What needs to be done
The entries below should be output exactly as written.

Records shown
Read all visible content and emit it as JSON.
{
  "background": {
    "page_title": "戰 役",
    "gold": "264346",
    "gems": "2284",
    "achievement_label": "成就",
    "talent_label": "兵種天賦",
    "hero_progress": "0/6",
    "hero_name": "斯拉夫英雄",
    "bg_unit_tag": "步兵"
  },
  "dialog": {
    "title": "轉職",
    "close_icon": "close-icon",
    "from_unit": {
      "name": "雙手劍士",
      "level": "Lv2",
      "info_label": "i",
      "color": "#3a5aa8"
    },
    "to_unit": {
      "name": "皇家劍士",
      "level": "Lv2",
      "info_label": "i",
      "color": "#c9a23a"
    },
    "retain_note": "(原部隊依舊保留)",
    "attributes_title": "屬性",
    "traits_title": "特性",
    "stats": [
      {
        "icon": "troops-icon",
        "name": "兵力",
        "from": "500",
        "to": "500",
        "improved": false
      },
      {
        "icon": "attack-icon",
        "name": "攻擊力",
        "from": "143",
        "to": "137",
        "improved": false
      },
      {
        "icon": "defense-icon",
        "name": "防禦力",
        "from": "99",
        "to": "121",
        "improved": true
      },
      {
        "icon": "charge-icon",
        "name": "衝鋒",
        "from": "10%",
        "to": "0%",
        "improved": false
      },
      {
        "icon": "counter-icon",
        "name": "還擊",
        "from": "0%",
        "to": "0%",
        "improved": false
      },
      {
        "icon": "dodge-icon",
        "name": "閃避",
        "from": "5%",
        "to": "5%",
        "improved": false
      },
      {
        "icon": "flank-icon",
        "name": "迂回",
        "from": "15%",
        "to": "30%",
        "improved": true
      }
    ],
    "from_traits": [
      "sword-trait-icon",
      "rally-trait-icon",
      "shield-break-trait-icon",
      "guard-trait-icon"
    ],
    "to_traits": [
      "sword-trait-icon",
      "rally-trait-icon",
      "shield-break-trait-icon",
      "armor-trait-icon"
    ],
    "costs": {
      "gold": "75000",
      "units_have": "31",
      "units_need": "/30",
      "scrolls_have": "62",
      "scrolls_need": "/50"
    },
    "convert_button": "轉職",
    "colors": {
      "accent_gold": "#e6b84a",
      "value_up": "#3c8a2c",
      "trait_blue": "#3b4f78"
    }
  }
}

Answer below
Read all visible content and emit it as JSON.
{
  "background": {
    "page_title": "戰 役",
    "gold": "264346",
    "gems": "2284",
    "achievement_label": "成就",
    "talent_label": "兵種天賦",
    "hero_progress": "0/6",
    "hero_name": "斯拉夫英雄",
    "bg_unit_tag": "步兵"
  },
  "dialog": {
    "title": "轉職",
    "close_icon": "close-icon",
    "from_unit": {
      "name": "雙手劍士",
      "level": "Lv2",
      "info_label": "i",
      "color": "#3a5aa8"
    },
    "to_unit": {
      "name": "皇家劍士",
      "level": "Lv2",
      "info_label": "i",
      "color": "#c9a23a"
    },
    "retain_note": "(原部隊依舊保留)",
    "attributes_title": "屬性",
    "traits_title": "特性",
    "stats": [
      {
        "icon": "troops-icon",
        "name": "兵力",
        "from": "500",
        "to": "500",
        "improved": false
      },
      {
        "icon": "attack-icon",
        "name": "攻擊力",
        "from": "143",
        "to": "137",
        "improved": false
      },
      {
        "icon": "defense-icon",
        "name": "防禦力",
        "from": "99",
        "to": "121",
        "improved": true
      },
      {
        "icon": "charge-icon",
        "name": "衝鋒",
        "from": "10%",
        "to": "0%",
        "improved": false
      },
      {
        "icon": "counter-icon",
        "name": "還擊",
        "from": "0%",
        "to": "0%",
        "improved": false
      },
      {
        "icon": "dodge-icon",
        "name": "閃避",
        "from": "5%",
        "to": "5%",
        "improved": false
      },
      {
        "icon": "flank-icon",
        "name": "迂回",
        "from": "15%",
        "to": "30%",
        "improved": true
      }
    ],
    "from_traits": [
      "sword-trait-icon",
      "rally-trait-icon",
      "shield-break-trait-icon",
      "guard-trait-icon"
    ],
    "to_traits": [
      "sword-trait-icon",
      "rally-trait-icon",
      "shield-break-trait-icon",
      "armor-trait-icon"
    ],
    "costs": {
      "gold": "75000",
      "units_have": "31",
      "units_need": "/30",
      "scrolls_have": "62",
      "scrolls_need": "/50"
    },
    "convert_button": "轉職",
    "colors": {
      "accent_gold": "#e6b84a",
      "value_up": "#3c8a2c",
      "trait_blue": "#3b4f78"
    }
  }
}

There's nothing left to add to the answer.